#### [What is asked]
Pull every line holding the string "initials" from the records below.

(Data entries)
.....
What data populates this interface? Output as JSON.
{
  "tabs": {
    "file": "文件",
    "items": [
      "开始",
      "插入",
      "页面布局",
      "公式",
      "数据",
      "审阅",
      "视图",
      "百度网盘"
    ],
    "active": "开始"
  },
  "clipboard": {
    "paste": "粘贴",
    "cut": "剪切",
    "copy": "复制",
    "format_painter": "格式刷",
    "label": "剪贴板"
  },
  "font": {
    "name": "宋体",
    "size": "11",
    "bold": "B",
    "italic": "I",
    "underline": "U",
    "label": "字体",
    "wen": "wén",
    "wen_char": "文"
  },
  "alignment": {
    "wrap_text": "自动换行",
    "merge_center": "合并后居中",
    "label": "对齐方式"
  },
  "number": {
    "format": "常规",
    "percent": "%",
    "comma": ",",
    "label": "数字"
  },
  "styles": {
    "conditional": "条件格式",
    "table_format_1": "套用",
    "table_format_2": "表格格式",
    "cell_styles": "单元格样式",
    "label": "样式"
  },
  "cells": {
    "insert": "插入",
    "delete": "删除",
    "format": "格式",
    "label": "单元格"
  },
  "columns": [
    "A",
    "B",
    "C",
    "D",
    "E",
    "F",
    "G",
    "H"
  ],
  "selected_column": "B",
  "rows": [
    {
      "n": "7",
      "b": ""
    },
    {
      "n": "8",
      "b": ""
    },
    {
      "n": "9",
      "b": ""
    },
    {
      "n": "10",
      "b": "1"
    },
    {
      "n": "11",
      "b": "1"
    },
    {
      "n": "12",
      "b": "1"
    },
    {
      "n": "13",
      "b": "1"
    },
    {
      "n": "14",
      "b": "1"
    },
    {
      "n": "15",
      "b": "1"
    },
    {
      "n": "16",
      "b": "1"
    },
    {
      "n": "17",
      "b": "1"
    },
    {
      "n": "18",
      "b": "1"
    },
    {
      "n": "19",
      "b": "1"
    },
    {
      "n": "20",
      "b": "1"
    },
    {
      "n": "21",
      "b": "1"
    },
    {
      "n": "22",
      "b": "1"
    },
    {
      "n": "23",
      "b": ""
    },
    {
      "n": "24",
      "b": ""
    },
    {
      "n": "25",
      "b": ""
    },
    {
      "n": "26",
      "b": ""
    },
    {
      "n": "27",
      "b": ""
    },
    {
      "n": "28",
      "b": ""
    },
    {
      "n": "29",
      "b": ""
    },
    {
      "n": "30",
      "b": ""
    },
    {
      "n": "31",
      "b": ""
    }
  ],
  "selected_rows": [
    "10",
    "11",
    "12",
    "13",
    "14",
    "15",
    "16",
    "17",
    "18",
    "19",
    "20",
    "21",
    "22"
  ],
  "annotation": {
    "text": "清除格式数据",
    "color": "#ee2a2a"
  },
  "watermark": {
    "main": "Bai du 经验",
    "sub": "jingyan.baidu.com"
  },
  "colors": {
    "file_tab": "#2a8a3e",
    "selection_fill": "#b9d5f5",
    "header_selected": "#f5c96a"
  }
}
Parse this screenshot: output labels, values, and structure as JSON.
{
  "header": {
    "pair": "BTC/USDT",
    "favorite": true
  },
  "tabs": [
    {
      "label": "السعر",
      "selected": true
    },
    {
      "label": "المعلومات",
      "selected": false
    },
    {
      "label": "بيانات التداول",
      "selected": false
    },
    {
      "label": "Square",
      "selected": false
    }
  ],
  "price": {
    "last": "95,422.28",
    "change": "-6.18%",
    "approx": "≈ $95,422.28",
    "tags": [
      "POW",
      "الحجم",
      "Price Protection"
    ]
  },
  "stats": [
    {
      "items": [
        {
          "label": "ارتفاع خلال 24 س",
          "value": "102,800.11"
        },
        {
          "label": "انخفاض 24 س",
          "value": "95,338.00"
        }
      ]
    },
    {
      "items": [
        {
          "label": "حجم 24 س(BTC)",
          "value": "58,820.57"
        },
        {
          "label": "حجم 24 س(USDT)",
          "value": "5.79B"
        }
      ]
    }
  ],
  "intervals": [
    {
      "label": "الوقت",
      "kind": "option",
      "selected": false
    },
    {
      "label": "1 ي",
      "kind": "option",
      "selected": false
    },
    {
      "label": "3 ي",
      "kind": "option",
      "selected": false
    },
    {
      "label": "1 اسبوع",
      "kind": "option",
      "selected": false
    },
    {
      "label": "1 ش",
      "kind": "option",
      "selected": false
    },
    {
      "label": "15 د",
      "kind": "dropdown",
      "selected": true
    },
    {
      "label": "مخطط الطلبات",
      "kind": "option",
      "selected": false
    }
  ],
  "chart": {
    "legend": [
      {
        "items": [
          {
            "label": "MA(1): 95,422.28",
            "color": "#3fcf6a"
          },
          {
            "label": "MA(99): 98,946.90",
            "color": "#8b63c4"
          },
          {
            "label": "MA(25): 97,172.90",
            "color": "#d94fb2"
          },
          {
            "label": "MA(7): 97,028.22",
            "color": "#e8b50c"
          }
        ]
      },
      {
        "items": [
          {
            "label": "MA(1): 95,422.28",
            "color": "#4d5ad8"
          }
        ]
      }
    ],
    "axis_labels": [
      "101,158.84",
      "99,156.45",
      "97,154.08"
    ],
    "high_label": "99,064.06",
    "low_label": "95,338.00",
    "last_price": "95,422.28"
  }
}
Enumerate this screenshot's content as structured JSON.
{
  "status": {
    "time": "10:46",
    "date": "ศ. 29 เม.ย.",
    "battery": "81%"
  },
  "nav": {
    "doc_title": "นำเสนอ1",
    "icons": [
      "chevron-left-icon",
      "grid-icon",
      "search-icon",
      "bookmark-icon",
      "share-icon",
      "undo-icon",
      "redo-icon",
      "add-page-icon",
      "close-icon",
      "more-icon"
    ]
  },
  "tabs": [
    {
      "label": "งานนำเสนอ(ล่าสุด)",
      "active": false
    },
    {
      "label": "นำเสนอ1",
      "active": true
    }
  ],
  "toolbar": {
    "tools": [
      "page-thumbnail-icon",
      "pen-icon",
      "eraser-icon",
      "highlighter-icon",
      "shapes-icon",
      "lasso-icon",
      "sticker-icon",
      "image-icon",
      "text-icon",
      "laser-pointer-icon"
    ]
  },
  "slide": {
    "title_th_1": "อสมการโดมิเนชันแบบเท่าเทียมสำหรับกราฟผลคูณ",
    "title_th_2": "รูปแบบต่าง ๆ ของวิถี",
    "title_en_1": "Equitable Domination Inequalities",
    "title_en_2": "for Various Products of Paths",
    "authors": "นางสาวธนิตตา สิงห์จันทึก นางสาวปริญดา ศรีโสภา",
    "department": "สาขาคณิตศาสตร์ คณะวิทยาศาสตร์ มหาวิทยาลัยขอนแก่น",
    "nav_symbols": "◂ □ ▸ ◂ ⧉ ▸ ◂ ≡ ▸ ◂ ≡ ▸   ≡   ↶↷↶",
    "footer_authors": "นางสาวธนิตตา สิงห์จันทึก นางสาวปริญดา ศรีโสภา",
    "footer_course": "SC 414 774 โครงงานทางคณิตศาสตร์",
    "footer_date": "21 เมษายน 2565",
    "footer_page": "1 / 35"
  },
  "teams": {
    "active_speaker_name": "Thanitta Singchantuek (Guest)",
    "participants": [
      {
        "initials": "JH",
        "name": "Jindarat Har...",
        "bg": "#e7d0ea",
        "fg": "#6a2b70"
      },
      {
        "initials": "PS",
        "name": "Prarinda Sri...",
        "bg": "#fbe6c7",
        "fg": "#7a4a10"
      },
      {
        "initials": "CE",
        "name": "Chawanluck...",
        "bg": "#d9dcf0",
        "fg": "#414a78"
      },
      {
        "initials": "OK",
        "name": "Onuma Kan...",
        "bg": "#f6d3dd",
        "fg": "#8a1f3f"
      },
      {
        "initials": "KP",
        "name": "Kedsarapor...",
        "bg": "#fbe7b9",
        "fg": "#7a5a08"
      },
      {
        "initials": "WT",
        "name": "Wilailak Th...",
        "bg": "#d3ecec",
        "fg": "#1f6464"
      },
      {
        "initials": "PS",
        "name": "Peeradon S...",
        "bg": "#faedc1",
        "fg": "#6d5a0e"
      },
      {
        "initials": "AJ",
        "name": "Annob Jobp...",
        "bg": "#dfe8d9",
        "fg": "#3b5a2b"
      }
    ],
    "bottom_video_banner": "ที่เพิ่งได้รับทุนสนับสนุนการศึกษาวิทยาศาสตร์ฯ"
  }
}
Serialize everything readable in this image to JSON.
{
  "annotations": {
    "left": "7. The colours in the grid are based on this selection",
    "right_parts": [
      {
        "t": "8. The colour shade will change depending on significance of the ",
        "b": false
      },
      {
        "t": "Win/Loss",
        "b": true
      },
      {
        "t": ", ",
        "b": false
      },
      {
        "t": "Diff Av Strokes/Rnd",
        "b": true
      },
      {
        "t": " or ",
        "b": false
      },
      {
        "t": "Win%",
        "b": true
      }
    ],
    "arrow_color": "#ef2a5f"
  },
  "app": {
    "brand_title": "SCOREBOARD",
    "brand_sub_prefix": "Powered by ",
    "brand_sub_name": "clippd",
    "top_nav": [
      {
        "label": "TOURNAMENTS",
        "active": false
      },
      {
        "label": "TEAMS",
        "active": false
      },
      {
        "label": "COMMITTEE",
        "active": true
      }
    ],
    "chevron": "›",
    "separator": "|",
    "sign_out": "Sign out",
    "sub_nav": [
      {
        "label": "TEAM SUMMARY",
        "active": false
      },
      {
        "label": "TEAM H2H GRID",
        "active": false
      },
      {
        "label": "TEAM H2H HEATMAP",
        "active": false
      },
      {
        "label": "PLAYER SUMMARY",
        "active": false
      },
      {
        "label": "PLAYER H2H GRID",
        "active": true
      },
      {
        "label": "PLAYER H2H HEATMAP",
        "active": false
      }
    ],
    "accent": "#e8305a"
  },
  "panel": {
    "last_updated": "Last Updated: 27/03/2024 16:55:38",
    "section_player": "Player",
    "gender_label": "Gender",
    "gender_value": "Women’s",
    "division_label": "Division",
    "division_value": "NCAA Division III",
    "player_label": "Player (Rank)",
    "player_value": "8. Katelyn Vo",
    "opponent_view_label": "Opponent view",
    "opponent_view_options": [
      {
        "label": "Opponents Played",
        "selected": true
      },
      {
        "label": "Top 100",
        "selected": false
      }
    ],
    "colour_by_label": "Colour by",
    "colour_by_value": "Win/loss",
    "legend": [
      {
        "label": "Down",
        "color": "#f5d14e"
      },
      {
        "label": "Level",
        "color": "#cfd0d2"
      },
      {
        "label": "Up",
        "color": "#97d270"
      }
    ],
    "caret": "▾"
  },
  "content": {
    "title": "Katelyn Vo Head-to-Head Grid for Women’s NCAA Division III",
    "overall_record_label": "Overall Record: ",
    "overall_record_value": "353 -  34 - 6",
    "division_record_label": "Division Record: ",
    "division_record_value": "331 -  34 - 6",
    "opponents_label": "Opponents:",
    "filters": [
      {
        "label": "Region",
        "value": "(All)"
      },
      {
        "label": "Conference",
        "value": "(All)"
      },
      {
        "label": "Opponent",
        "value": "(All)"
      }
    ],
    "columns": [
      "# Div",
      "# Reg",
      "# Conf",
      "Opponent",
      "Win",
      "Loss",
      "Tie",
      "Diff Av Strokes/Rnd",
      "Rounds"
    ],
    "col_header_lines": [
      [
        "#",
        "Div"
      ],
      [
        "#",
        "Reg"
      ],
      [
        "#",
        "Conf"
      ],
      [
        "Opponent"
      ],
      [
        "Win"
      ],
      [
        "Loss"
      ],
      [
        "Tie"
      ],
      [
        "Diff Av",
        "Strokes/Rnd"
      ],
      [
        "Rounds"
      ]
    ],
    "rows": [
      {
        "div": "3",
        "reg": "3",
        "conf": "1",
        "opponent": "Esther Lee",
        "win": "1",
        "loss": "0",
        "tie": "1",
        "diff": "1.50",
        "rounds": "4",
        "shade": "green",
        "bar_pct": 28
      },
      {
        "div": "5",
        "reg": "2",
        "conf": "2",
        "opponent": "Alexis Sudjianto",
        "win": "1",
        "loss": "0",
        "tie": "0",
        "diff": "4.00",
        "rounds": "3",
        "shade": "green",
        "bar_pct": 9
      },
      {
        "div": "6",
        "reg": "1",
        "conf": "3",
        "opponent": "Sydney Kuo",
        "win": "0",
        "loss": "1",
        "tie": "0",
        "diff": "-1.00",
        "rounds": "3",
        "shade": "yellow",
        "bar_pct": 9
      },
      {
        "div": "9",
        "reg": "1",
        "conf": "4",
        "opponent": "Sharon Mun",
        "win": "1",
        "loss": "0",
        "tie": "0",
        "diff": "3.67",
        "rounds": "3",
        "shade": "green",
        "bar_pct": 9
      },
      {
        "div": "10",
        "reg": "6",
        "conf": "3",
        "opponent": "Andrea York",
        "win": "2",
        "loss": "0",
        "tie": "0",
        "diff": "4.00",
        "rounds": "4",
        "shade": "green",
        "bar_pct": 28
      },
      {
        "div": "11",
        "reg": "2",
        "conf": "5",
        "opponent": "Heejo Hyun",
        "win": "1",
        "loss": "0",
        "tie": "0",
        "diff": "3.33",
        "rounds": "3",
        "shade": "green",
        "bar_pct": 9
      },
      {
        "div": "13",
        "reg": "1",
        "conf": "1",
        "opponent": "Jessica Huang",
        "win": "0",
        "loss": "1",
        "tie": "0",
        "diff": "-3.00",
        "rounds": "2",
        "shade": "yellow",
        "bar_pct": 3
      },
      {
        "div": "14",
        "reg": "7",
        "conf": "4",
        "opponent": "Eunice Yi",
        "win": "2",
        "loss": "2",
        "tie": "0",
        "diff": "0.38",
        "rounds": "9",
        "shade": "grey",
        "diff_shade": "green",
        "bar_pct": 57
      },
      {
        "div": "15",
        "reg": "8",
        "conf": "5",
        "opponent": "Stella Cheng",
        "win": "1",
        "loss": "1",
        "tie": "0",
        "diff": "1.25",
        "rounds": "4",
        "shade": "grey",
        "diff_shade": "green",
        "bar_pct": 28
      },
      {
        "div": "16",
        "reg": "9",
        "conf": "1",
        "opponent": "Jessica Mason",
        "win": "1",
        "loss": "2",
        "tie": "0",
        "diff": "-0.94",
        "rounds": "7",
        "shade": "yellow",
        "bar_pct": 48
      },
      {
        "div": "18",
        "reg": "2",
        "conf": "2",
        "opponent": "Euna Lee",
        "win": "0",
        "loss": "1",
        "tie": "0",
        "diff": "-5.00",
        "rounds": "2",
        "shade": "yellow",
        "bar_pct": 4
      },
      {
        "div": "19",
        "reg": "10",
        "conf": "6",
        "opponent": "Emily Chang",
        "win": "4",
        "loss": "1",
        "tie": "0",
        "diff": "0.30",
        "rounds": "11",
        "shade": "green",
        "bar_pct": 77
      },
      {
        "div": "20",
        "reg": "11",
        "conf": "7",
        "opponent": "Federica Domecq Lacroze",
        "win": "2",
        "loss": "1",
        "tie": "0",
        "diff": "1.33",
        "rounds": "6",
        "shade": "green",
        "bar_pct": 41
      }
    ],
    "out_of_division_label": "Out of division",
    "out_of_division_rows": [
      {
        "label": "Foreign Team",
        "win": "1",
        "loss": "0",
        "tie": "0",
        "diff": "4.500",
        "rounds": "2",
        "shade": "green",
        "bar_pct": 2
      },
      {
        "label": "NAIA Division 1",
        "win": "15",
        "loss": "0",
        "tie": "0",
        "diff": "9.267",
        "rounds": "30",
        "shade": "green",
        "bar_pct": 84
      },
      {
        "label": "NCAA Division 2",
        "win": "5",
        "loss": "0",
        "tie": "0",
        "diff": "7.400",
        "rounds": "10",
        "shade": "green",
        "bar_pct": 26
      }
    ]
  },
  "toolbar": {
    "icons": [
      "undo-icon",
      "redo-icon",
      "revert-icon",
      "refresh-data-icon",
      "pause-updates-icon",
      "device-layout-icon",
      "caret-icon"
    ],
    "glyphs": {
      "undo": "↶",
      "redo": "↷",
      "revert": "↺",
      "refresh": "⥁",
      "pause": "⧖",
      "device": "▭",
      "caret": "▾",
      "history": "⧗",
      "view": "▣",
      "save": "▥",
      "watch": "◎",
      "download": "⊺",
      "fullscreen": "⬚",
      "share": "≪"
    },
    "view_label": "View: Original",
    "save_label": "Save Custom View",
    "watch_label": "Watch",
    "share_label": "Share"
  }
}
.....
#### [Output for this exercise]
        "initials": "JH",
        "initials": "PS",
        "initials": "CE",
        "initials": "OK",
        "initials": "KP",
        "initials": "WT",
        "initials": "PS",
        "initials": "AJ",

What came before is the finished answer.